> EXERCISE MATERIALS:
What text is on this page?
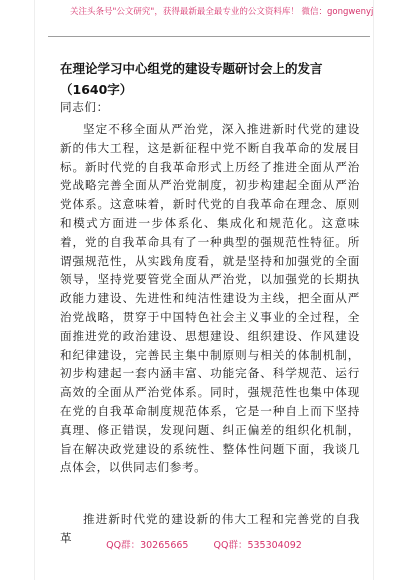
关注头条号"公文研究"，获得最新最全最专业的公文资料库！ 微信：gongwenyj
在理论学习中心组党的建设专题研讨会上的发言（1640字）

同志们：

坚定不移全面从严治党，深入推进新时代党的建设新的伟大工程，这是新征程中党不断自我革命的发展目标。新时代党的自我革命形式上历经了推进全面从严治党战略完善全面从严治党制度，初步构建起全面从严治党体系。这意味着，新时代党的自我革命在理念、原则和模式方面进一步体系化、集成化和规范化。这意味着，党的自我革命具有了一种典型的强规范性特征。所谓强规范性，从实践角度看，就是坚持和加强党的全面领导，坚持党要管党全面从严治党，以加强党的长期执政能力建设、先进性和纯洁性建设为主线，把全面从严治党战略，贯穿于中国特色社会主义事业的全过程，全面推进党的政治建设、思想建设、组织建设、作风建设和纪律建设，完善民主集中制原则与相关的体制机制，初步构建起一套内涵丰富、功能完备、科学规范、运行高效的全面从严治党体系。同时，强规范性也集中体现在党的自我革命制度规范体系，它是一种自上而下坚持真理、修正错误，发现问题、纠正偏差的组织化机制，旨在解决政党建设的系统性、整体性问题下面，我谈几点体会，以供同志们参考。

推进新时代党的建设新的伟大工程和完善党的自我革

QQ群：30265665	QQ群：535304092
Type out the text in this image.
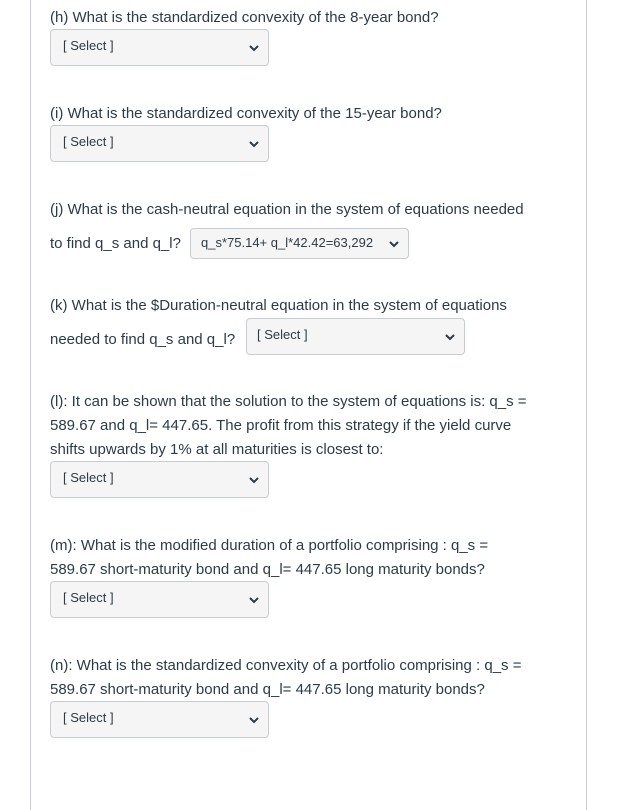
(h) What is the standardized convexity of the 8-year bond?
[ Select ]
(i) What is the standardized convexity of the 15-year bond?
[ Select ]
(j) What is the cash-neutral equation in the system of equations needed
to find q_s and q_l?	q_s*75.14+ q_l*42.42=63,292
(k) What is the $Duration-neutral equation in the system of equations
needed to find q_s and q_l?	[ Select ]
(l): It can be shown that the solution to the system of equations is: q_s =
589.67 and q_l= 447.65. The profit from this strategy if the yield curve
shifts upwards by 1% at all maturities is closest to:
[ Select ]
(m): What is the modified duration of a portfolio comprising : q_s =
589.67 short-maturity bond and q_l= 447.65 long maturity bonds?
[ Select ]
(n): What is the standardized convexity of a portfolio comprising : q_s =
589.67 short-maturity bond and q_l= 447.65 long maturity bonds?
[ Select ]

> REQUIREMENTS:
Copy the listing exactly. Any image in it stays out of the copy.

> FULL ANSWER:
What text is on this page?
关注头条号"公文研究"，获得最新最全最专业的公文资料库！ 微信：gongwenyj
在理论学习中心组党的建设专题研讨会上的发言（1640字）

同志们：

坚定不移全面从严治党，深入推进新时代党的建设新的伟大工程，这是新征程中党不断自我革命的发展目标。新时代党的自我革命形式上历经了推进全面从严治党战略完善全面从严治党制度，初步构建起全面从严治党体系。这意味着，新时代党的自我革命在理念、原则和模式方面进一步体系化、集成化和规范化。这意味着，党的自我革命具有了一种典型的强规范性特征。所谓强规范性，从实践角度看，就是坚持和加强党的全面领导，坚持党要管党全面从严治党，以加强党的长期执政能力建设、先进性和纯洁性建设为主线，把全面从严治党战略，贯穿于中国特色社会主义事业的全过程，全面推进党的政治建设、思想建设、组织建设、作风建设和纪律建设，完善民主集中制原则与相关的体制机制，初步构建起一套内涵丰富、功能完备、科学规范、运行高效的全面从严治党体系。同时，强规范性也集中体现在党的自我革命制度规范体系，它是一种自上而下坚持真理、修正错误，发现问题、纠正偏差的组织化机制，旨在解决政党建设的系统性、整体性问题下面，我谈几点体会，以供同志们参考。

推进新时代党的建设新的伟大工程和完善党的自我革

QQ群：30265665	QQ群：535304092
Type out the text in this image.
(h) What is the standardized convexity of the 8-year bond?
[ Select ]
(i) What is the standardized convexity of the 15-year bond?
[ Select ]
(j) What is the cash-neutral equation in the system of equations needed
to find q_s and q_l?	q_s*75.14+ q_l*42.42=63,292
(k) What is the $Duration-neutral equation in the system of equations
needed to find q_s and q_l?	[ Select ]
(l): It can be shown that the solution to the system of equations is: q_s =
589.67 and q_l= 447.65. The profit from this strategy if the yield curve
shifts upwards by 1% at all maturities is closest to:
[ Select ]
(m): What is the modified duration of a portfolio comprising : q_s =
589.67 short-maturity bond and q_l= 447.65 long maturity bonds?
[ Select ]
(n): What is the standardized convexity of a portfolio comprising : q_s =
589.67 short-maturity bond and q_l= 447.65 long maturity bonds?
[ Select ]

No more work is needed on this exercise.